= What is expected =
Will you give the material below again, every line exactly as it is?

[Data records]

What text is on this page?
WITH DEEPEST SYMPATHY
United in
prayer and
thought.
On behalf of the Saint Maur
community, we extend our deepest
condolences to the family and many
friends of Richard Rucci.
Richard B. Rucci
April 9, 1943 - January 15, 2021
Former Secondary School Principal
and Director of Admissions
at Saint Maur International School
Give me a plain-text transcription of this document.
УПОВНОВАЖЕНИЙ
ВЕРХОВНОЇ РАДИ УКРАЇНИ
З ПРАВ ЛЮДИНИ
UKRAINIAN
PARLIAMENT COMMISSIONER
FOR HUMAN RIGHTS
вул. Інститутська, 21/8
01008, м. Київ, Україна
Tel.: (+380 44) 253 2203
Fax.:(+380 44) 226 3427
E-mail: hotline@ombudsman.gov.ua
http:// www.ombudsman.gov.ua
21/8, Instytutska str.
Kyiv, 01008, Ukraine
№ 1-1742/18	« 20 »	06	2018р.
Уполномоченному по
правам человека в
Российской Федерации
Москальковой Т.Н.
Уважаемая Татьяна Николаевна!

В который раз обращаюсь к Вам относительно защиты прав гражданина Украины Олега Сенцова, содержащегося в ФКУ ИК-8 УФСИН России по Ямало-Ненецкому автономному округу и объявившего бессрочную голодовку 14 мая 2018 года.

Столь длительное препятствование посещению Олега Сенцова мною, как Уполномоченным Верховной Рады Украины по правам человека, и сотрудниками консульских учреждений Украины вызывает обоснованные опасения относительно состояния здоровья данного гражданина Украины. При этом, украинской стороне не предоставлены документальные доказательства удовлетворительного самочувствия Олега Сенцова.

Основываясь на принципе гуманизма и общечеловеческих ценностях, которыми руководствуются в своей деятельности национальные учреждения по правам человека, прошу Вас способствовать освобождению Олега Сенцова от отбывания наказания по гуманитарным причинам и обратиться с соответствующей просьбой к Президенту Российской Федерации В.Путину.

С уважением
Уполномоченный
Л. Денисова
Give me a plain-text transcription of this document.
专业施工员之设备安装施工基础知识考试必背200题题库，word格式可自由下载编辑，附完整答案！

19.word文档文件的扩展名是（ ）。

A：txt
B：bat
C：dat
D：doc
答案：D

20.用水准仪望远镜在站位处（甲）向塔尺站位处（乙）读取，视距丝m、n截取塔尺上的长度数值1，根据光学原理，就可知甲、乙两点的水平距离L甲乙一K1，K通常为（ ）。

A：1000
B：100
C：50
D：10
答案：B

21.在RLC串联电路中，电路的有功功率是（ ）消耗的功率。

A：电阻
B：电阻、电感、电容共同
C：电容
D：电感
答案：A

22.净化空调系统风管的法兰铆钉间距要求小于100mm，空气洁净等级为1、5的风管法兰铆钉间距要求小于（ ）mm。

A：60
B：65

= Written answer =
What text is on this page?
WITH DEEPEST SYMPATHY
United in
prayer and
thought.
On behalf of the Saint Maur
community, we extend our deepest
condolences to the family and many
friends of Richard Rucci.
Richard B. Rucci
April 9, 1943 - January 15, 2021
Former Secondary School Principal
and Director of Admissions
at Saint Maur International School
Give me a plain-text transcription of this document.
УПОВНОВАЖЕНИЙ
ВЕРХОВНОЇ РАДИ УКРАЇНИ
З ПРАВ ЛЮДИНИ
UKRAINIAN
PARLIAMENT COMMISSIONER
FOR HUMAN RIGHTS
вул. Інститутська, 21/8
01008, м. Київ, Україна
Tel.: (+380 44) 253 2203
Fax.:(+380 44) 226 3427
E-mail: hotline@ombudsman.gov.ua
http:// www.ombudsman.gov.ua
21/8, Instytutska str.
Kyiv, 01008, Ukraine
№ 1-1742/18	« 20 »	06	2018р.
Уполномоченному по
правам человека в
Российской Федерации
Москальковой Т.Н.
Уважаемая Татьяна Николаевна!

В который раз обращаюсь к Вам относительно защиты прав гражданина Украины Олега Сенцова, содержащегося в ФКУ ИК-8 УФСИН России по Ямало-Ненецкому автономному округу и объявившего бессрочную голодовку 14 мая 2018 года.

Столь длительное препятствование посещению Олега Сенцова мною, как Уполномоченным Верховной Рады Украины по правам человека, и сотрудниками консульских учреждений Украины вызывает обоснованные опасения относительно состояния здоровья данного гражданина Украины. При этом, украинской стороне не предоставлены документальные доказательства удовлетворительного самочувствия Олега Сенцова.

Основываясь на принципе гуманизма и общечеловеческих ценностях, которыми руководствуются в своей деятельности национальные учреждения по правам человека, прошу Вас способствовать освобождению Олега Сенцова от отбывания наказания по гуманитарным причинам и обратиться с соответствующей просьбой к Президенту Российской Федерации В.Путину.

С уважением
Уполномоченный
Л. Денисова
Give me a plain-text transcription of this document.
专业施工员之设备安装施工基础知识考试必背200题题库，word格式可自由下载编辑，附完整答案！

19.word文档文件的扩展名是（ ）。

A：txt
B：bat
C：dat
D：doc
答案：D

20.用水准仪望远镜在站位处（甲）向塔尺站位处（乙）读取，视距丝m、n截取塔尺上的长度数值1，根据光学原理，就可知甲、乙两点的水平距离L甲乙一K1，K通常为（ ）。

A：1000
B：100
C：50
D：10
答案：B

21.在RLC串联电路中，电路的有功功率是（ ）消耗的功率。

A：电阻
B：电阻、电感、电容共同
C：电容
D：电感
答案：A

22.净化空调系统风管的法兰铆钉间距要求小于100mm，空气洁净等级为1、5的风管法兰铆钉间距要求小于（ ）mm。

A：60
B：65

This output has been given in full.